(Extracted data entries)
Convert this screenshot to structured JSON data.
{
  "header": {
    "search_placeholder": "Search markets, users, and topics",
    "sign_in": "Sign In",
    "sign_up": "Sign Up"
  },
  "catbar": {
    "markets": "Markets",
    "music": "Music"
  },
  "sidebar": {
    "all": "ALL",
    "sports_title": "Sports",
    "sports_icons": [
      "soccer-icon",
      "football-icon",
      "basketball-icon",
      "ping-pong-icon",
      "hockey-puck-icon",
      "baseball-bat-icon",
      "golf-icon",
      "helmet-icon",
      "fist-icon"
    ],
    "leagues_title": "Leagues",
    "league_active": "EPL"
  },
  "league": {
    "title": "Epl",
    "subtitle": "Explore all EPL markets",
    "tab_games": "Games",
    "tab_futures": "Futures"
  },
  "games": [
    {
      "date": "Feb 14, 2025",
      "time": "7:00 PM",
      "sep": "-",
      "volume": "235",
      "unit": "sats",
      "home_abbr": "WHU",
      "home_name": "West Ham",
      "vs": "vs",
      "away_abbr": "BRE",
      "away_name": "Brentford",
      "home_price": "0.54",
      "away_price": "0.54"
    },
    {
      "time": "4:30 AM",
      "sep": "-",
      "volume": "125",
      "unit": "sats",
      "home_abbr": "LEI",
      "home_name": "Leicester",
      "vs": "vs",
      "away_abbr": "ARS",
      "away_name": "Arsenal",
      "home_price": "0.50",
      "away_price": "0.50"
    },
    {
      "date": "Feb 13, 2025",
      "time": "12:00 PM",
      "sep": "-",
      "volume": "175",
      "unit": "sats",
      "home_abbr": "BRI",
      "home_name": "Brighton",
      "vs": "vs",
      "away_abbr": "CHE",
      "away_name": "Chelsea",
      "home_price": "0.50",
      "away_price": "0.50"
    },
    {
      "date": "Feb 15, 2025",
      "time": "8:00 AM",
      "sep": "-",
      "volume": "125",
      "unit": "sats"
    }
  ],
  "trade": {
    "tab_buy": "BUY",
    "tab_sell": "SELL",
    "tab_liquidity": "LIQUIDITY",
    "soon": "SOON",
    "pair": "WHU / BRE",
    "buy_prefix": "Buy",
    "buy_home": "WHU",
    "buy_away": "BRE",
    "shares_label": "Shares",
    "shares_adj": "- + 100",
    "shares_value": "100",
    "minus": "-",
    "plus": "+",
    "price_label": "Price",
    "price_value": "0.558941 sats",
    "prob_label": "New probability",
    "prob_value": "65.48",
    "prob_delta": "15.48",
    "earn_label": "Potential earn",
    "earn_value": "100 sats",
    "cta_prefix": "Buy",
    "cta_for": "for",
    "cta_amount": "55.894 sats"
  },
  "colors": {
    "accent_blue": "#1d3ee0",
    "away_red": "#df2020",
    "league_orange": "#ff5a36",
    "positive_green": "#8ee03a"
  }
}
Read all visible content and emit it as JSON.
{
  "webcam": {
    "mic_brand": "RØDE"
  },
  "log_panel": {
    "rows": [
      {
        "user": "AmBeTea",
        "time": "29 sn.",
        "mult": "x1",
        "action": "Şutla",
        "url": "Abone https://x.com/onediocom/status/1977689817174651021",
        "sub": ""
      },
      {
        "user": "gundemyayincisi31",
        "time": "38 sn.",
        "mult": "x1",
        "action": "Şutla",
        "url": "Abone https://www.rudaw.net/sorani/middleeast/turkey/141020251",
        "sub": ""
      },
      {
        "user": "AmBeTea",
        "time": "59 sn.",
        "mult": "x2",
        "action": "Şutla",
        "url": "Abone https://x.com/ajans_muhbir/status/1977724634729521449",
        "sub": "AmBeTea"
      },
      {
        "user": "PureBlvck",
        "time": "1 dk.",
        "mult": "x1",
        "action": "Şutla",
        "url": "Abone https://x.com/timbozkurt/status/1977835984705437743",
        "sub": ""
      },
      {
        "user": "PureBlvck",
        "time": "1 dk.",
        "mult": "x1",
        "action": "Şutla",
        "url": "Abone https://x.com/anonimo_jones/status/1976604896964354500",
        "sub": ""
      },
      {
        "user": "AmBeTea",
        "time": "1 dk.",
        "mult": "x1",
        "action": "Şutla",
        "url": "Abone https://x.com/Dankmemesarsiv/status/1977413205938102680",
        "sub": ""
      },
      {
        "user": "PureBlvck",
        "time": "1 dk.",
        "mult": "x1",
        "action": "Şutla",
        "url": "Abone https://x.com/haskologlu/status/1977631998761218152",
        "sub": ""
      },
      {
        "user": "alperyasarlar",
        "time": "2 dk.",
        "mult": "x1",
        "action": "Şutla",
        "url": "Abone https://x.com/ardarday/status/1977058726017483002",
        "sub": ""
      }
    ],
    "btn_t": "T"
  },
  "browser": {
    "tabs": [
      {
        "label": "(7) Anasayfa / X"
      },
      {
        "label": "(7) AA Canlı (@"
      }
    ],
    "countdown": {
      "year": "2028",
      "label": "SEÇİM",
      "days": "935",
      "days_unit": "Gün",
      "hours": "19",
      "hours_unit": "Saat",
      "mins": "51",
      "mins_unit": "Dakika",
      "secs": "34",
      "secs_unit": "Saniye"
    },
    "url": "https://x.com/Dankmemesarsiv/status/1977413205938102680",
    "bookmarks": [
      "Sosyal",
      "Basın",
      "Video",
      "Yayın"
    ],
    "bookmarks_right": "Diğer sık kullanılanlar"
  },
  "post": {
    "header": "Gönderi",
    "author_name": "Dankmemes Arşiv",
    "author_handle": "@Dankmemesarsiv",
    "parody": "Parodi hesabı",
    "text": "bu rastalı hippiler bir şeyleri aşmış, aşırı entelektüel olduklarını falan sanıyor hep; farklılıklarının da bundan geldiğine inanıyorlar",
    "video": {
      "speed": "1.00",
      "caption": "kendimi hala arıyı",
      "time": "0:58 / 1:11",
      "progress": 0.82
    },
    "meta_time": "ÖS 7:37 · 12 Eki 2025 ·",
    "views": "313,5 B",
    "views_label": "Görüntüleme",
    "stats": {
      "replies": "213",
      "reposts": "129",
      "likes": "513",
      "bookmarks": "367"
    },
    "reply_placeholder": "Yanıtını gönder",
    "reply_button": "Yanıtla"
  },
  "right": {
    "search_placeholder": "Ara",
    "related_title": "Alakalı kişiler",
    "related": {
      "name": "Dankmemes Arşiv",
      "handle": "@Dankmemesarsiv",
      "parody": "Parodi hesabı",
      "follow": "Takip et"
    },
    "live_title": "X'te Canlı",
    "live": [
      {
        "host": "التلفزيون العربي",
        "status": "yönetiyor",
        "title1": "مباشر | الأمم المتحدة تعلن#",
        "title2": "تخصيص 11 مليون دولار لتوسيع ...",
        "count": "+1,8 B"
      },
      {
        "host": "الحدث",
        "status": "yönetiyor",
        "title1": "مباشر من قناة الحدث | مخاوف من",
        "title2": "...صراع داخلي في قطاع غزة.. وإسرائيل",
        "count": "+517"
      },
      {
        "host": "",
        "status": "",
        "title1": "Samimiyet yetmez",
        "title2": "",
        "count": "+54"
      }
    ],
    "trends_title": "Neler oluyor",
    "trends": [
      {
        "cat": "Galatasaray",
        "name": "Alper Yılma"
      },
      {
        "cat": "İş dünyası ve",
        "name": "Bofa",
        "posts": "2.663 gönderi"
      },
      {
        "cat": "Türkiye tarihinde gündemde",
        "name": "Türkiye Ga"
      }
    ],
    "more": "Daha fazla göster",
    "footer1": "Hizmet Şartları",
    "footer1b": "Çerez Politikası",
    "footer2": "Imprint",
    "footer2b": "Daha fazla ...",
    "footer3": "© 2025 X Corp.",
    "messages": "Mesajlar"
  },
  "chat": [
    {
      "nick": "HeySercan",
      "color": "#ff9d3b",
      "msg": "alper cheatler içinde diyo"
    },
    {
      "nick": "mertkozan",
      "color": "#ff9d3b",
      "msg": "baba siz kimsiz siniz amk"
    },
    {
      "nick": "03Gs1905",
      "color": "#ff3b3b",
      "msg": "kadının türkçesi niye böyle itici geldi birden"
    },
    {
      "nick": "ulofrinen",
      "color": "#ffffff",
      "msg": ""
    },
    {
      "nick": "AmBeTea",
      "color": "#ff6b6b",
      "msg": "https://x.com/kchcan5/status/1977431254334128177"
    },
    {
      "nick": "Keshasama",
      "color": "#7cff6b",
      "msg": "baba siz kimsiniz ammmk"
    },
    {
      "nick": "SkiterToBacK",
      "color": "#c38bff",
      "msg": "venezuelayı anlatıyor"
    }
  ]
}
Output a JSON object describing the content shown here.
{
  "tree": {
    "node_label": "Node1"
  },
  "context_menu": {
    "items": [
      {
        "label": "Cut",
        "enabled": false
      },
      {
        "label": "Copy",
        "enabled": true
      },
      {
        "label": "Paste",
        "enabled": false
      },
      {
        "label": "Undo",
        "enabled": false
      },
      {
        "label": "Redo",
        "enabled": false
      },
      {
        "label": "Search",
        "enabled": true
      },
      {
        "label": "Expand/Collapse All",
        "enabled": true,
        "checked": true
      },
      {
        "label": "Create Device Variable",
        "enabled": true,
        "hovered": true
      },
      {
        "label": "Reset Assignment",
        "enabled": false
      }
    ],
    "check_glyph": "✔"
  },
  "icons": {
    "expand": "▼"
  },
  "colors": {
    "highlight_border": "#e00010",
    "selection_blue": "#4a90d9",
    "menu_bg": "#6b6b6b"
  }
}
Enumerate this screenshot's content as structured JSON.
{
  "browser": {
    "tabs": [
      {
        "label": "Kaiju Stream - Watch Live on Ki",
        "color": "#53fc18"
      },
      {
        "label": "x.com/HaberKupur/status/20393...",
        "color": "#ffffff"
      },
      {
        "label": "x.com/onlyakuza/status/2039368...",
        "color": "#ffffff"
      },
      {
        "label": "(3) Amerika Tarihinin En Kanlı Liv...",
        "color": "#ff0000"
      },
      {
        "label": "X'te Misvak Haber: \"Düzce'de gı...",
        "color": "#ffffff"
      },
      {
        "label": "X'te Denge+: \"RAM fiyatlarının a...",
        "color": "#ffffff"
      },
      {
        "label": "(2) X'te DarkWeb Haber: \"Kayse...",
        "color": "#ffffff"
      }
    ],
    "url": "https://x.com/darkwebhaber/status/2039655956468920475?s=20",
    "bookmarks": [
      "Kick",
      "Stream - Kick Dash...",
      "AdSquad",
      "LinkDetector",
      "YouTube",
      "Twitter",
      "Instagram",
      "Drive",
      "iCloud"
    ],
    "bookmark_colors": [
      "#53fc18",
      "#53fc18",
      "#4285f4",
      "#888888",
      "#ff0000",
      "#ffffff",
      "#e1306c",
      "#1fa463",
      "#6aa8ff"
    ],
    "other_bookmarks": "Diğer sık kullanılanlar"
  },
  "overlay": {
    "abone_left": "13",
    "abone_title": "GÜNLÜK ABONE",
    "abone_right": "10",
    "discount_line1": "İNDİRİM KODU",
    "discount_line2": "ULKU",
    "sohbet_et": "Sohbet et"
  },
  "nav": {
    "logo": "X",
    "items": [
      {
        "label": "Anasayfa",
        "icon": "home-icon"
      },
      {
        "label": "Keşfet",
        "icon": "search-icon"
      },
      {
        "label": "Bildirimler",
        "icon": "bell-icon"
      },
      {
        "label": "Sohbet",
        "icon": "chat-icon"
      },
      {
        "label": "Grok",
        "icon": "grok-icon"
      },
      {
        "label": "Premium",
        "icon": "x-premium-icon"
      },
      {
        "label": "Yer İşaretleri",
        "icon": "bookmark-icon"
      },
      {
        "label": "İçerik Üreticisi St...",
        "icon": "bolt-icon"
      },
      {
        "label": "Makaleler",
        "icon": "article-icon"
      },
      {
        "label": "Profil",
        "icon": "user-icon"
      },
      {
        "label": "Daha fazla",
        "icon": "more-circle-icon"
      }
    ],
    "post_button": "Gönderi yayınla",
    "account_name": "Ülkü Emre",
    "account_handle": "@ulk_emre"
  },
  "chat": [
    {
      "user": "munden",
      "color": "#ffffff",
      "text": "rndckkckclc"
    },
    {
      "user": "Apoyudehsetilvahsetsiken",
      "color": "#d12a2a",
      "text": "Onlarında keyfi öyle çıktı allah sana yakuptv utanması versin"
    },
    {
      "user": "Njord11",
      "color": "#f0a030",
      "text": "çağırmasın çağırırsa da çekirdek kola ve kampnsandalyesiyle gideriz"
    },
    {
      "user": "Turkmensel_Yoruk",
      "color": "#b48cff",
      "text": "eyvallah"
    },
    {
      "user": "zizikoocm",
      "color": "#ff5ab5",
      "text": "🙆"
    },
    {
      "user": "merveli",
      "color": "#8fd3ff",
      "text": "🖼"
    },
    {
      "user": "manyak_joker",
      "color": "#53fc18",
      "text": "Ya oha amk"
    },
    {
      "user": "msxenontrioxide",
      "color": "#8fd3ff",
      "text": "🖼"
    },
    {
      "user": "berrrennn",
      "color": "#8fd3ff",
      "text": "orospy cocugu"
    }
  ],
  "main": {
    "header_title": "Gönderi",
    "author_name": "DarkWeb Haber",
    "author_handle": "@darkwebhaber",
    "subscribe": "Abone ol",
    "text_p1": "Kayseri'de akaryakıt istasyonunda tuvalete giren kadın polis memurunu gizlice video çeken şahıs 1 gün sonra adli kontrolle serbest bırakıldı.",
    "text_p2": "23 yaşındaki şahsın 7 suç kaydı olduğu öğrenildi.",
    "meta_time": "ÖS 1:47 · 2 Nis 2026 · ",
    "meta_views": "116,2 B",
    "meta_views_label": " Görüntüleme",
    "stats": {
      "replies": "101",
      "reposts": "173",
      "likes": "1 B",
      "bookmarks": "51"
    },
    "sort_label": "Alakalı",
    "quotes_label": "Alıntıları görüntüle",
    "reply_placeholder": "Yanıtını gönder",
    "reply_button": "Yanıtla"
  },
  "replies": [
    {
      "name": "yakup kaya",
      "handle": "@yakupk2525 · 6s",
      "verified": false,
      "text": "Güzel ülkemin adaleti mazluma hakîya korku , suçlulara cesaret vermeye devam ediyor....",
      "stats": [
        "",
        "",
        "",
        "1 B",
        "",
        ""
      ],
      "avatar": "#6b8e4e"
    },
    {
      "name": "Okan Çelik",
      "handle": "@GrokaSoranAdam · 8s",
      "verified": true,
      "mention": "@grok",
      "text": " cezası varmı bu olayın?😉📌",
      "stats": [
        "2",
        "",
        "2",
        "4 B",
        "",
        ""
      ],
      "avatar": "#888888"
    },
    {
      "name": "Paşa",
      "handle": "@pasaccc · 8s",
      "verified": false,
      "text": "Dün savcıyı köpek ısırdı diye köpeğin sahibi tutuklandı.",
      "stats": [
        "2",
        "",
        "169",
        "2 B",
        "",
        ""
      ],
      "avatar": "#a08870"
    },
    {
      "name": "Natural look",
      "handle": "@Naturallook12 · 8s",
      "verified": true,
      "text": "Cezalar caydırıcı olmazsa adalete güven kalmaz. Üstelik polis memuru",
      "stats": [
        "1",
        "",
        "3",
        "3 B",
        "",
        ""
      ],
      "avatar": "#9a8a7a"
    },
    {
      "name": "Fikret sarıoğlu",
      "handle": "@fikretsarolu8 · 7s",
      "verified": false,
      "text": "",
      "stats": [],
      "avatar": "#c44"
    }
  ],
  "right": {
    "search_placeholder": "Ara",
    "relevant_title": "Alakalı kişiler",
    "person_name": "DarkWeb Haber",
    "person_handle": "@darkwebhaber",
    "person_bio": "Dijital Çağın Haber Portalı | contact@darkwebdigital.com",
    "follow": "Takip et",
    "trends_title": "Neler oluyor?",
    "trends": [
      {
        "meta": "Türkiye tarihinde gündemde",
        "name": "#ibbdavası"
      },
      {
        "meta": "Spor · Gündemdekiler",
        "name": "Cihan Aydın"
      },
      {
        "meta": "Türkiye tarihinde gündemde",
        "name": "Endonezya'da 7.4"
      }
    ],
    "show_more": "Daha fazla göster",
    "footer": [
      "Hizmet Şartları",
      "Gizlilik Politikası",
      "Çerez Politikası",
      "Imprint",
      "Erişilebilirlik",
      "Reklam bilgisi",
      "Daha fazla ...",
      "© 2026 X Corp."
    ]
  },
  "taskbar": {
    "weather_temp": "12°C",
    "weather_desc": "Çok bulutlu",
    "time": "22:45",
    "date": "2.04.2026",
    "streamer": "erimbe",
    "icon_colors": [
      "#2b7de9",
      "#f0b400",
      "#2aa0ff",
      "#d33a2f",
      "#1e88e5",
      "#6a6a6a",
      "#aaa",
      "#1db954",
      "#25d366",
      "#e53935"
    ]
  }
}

» **Given task**:
Pull out every line in the data above that has the word "kişiler".

» **The response**:
    "related_title": "Alakalı kişiler",
    "relevant_title": "Alakalı kişiler",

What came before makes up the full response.